◆ **Items from a dataset**:
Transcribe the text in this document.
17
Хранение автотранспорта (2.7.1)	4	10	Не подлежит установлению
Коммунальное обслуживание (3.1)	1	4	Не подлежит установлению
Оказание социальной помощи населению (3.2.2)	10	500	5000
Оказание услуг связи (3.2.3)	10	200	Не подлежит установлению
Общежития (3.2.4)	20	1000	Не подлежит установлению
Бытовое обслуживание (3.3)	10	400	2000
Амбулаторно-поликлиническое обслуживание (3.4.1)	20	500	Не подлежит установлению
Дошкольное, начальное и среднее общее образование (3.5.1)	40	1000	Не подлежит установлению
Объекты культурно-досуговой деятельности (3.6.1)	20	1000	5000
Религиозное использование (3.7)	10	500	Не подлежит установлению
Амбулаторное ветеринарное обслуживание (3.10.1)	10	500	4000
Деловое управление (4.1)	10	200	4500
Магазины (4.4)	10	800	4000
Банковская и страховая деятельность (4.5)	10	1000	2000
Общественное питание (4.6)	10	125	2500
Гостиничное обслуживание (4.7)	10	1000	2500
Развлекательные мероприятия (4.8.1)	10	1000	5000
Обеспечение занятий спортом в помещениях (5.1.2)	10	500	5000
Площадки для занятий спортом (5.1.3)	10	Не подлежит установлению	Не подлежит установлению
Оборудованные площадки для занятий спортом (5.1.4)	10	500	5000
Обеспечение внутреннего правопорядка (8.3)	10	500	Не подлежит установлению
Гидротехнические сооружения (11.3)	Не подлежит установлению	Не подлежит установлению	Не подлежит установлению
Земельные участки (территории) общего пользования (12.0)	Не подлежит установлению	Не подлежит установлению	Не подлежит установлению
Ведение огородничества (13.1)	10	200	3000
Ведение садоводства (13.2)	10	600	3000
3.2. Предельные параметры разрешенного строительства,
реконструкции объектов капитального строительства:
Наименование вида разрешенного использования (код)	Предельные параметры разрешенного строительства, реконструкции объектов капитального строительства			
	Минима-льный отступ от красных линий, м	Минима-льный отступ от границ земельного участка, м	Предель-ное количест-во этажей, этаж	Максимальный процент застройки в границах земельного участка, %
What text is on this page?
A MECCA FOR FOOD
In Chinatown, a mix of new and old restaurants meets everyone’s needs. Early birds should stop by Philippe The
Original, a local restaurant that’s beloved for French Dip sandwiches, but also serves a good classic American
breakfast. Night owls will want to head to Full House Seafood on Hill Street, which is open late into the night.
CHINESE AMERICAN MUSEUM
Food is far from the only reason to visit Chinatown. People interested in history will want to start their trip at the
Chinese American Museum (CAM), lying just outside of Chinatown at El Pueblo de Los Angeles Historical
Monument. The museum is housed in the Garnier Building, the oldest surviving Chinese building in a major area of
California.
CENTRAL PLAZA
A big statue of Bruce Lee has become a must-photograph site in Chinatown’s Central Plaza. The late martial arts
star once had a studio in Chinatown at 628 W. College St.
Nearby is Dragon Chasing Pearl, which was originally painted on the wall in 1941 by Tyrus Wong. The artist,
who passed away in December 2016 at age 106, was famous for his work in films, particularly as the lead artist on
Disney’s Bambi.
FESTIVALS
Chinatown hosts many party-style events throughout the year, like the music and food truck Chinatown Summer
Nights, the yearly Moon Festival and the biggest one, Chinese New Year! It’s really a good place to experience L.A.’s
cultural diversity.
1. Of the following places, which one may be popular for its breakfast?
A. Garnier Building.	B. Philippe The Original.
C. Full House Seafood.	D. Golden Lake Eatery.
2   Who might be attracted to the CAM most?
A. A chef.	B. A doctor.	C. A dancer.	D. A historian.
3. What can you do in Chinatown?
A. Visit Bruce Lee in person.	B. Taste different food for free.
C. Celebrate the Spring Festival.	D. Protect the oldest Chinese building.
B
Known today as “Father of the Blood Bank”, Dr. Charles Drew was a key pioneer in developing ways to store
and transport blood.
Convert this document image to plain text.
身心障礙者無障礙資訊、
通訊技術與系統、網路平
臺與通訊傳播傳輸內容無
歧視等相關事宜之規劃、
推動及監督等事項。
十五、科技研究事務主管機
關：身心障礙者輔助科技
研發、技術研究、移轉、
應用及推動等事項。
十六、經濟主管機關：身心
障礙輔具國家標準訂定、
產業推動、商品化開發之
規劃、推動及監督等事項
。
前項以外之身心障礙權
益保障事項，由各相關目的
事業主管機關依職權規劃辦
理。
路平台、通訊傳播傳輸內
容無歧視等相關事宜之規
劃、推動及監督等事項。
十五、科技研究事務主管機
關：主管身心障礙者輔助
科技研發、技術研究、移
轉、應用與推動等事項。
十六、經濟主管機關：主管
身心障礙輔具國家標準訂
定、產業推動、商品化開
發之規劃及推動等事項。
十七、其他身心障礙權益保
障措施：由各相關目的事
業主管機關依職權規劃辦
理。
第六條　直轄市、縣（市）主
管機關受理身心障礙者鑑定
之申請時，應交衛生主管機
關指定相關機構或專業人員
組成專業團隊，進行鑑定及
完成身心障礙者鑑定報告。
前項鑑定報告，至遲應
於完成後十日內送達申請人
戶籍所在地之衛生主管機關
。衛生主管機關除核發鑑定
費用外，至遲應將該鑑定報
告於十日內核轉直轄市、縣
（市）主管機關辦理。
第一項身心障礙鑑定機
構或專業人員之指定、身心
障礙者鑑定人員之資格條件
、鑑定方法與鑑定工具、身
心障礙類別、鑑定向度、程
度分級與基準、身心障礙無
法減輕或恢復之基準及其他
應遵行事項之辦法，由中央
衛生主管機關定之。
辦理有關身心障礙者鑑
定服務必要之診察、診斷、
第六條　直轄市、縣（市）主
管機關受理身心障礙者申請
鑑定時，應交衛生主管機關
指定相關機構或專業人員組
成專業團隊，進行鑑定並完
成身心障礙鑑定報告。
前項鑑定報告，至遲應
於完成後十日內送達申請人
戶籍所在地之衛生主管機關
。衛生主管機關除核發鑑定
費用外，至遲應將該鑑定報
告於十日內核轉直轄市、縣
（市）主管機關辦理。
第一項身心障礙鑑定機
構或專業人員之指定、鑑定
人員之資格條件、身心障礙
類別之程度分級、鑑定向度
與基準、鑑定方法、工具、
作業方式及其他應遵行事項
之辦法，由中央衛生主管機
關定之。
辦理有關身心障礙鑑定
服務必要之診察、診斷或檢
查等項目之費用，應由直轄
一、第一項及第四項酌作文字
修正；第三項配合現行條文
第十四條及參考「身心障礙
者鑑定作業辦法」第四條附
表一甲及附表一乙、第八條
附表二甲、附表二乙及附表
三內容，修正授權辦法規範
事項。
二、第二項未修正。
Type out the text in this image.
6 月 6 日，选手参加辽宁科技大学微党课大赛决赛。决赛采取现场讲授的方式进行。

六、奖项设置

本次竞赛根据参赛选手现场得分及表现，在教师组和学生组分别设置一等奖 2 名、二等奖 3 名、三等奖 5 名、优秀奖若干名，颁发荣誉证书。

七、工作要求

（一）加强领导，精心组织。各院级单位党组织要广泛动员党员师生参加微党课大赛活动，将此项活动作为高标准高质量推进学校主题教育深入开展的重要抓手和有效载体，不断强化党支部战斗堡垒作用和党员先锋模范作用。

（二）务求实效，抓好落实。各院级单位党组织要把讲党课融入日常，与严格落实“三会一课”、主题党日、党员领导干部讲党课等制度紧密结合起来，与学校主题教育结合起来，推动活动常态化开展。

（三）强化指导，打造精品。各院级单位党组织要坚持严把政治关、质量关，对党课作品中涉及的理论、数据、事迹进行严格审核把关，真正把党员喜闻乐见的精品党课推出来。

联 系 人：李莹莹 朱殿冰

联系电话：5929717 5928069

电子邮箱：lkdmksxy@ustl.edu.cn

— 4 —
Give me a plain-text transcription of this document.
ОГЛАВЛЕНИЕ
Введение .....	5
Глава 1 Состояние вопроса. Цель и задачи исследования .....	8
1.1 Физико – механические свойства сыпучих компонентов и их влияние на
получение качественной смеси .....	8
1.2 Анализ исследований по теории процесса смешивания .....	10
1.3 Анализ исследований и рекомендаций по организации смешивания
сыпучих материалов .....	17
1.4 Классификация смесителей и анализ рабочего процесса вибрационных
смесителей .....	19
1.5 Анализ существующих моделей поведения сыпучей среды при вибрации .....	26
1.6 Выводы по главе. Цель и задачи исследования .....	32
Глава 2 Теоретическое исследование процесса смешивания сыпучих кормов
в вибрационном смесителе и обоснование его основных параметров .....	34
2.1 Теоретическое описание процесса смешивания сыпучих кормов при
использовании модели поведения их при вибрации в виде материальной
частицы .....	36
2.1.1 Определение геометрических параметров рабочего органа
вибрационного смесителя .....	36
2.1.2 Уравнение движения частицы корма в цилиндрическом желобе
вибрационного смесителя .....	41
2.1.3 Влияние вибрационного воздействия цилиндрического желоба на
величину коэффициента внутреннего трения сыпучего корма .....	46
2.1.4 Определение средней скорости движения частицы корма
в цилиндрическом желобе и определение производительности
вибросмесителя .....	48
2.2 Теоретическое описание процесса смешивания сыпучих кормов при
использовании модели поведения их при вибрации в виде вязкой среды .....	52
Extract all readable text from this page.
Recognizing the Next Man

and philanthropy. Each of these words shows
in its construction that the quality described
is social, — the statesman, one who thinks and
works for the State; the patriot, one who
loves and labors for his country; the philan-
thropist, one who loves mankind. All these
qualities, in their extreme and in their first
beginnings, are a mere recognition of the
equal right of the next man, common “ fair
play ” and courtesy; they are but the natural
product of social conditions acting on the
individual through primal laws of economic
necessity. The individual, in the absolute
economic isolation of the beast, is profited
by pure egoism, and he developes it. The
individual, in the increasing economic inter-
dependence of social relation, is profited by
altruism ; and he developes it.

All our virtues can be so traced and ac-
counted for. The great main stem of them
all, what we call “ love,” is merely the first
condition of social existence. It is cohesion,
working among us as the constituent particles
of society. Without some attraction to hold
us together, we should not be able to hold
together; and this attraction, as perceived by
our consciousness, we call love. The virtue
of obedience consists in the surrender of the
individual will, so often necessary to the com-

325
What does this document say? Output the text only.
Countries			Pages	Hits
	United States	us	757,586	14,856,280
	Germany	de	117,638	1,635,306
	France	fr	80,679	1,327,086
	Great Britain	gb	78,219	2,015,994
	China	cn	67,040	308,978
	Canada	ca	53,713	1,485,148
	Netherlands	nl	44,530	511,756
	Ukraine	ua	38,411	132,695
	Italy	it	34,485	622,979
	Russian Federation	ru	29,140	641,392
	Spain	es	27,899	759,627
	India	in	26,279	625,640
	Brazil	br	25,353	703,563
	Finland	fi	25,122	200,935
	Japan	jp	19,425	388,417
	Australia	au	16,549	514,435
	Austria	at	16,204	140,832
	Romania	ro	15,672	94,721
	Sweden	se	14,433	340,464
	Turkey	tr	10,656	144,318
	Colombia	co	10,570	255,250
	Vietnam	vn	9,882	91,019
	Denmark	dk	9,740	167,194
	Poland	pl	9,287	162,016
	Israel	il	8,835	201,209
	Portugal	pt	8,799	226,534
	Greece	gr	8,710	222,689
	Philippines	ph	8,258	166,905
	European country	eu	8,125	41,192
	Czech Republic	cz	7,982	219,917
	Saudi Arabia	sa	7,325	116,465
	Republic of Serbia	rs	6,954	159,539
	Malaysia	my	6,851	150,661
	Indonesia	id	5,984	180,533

◆ **SET PROBLEM**: Check each line in the records for the word "Цель" and say how many have it, with nothing else.

◆ **SOLUTION**: 2